- Born: September 1940 (age 85–86) London, England
- Known for: Press secretary for Queen Elizabeth II (1988–2000) Media reporter for the British royal family
- Children: 1

= Dickie Arbiter =

British journalist, television and radio commentator

Dickie Arbiter (born September 1940) is a British journalist, television and radio commentator on the British royal family and an international public speaker. He was a press spokesman for Queen Elizabeth II from 1988 until 2000; in the 1996 Birthday Honours, he was appointed Lieutenant of the Royal Victorian Order (LVO).

==Biography==

Arbiter was born to German Jewish refugee parents in 1940 during a World War II air raid on London.

After college in London, he was an actor and stage manager in South Africa and the Federation of Rhodesia and Nyasaland, where he became a television and radio news reporter. His most famous on-air slip-up occurred when he started a radio broadcast with, "I am an oil tanker, Dickie Arbiter is on fire in the Gulf." This would then go on to be immortalised by Fi Glover as the title of her book I am an Oil Tanker: Travels with My Radio.

Upon his return to the United Kingdom, he was a special events presenter for LBC and court correspondent for Independent Radio News.

§ **Given records**:
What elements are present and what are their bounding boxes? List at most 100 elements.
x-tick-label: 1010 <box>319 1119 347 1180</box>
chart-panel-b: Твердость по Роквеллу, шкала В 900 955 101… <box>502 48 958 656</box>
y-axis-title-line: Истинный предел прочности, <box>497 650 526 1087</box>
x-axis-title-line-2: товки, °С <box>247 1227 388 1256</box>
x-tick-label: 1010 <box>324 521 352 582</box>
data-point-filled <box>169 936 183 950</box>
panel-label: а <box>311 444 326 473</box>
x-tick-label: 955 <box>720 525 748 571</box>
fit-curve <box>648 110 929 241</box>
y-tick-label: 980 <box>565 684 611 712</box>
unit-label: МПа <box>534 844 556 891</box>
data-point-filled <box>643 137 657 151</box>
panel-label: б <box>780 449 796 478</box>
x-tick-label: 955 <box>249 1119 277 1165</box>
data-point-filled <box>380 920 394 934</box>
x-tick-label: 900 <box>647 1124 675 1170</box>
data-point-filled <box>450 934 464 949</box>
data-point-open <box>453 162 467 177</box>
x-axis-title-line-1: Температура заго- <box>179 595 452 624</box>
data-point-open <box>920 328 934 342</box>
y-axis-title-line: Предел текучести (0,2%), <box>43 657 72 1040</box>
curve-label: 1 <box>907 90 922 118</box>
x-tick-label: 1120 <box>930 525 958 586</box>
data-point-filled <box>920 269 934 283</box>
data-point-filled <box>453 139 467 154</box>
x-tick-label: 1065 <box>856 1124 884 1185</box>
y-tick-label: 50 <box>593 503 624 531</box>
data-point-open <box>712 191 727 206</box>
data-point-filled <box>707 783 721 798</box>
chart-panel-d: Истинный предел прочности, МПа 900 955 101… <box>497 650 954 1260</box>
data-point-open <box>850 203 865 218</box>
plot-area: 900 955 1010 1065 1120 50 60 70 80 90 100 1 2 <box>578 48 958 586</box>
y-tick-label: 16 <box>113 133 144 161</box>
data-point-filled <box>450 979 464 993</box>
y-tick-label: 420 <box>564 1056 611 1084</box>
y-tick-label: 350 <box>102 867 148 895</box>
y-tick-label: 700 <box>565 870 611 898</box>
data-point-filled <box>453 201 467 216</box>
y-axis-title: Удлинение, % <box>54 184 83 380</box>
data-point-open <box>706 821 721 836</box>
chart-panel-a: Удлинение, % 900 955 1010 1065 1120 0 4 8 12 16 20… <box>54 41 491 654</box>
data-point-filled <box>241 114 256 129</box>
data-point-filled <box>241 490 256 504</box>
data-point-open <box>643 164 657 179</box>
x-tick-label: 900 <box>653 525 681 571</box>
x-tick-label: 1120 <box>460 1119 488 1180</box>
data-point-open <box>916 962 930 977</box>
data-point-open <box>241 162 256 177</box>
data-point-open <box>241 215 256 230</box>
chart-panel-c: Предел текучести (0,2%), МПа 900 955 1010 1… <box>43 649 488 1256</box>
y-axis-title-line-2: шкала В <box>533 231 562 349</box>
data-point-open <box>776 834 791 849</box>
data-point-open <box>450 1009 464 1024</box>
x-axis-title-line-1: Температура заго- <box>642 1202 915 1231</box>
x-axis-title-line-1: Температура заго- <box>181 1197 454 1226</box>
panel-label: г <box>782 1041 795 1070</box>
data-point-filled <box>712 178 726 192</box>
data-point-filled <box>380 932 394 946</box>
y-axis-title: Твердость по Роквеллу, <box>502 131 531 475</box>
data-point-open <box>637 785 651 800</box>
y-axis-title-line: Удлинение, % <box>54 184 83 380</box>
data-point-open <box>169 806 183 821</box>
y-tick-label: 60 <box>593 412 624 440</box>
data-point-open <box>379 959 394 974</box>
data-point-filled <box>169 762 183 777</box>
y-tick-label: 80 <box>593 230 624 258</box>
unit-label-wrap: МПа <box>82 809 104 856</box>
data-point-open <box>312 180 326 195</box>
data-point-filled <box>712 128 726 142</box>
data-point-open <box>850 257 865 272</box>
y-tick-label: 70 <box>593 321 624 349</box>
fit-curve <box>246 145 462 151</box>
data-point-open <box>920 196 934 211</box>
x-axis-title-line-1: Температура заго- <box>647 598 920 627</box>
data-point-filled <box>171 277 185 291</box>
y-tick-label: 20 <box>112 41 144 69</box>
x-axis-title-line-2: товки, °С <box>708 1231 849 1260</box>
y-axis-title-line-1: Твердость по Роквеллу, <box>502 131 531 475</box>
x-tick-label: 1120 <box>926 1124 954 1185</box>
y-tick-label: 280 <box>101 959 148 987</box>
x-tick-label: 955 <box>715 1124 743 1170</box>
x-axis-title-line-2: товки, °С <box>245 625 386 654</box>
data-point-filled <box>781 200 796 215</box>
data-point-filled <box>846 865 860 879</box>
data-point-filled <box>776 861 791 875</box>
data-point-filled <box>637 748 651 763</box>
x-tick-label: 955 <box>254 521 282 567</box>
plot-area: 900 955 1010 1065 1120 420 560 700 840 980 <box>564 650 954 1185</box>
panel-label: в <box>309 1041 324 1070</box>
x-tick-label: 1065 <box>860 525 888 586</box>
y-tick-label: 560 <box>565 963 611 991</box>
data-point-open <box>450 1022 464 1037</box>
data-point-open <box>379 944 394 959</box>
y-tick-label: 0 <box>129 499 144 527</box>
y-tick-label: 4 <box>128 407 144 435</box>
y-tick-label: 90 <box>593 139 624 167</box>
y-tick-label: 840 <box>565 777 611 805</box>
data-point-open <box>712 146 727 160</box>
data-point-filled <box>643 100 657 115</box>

§ **What you need to do**:
- 1) In the Dickie Arbiter article, what was he appointed in the 1996 Birthday Honours?
- 2) Repeat the part of the Dickie Arbiter article starting at "Arbiter was born" and ending at "Independent Radio News.".
- 3) Pick up the Dickie Arbiter article after its last sentence and keep writing.
The items have no role in this work.

§ **Task-by-task outputs**:
- 1) He was appointed Lieutenant of the Royal Victorian Order (LVO).

- 2)
Arbiter was born to German Jewish refugee parents in 1940 during a World War II air raid on London.

After college in London, he was an actor and stage manager in South Africa and the Federation of Rhodesia and Nyasaland, where he became a television and radio news reporter. His most famous on-air slip-up occurred when he started a radio broadcast with, "I am an oil tanker, Dickie Arbiter is on fire in the Gulf." This would then go on to be immortalised by Fi Glover as the title of her book I am an Oil Tanker: Travels with My Radio.

Upon his return to the United Kingdom, he was a special events presenter for LBC and court correspondent for Independent Radio News.

- 3)
His television appearances include Newsnight, BBC Breakfast, BBC News, This Morning, Larry King Live and Richard and Judy.

In March 2021, he was tricked by a fictional news company created by YouTuber pranksters Josh Pieters and Archie Manners into giving his purported reaction to the Oprah with Meghan and Harry interview two days before the interview was aired.

==Personal life==

He is the father of Victoria Arbiter, who is a commentator on the royal family.

==Publication==

His memoir, On Duty with the Queen: My Time as a Buckingham Palace Press Secretary, was published in October 2014. A follow-up to his 2014 memoir, titled On Duty with the Royals: The Inside Story of the Modern Monarchy, was published in September 2026.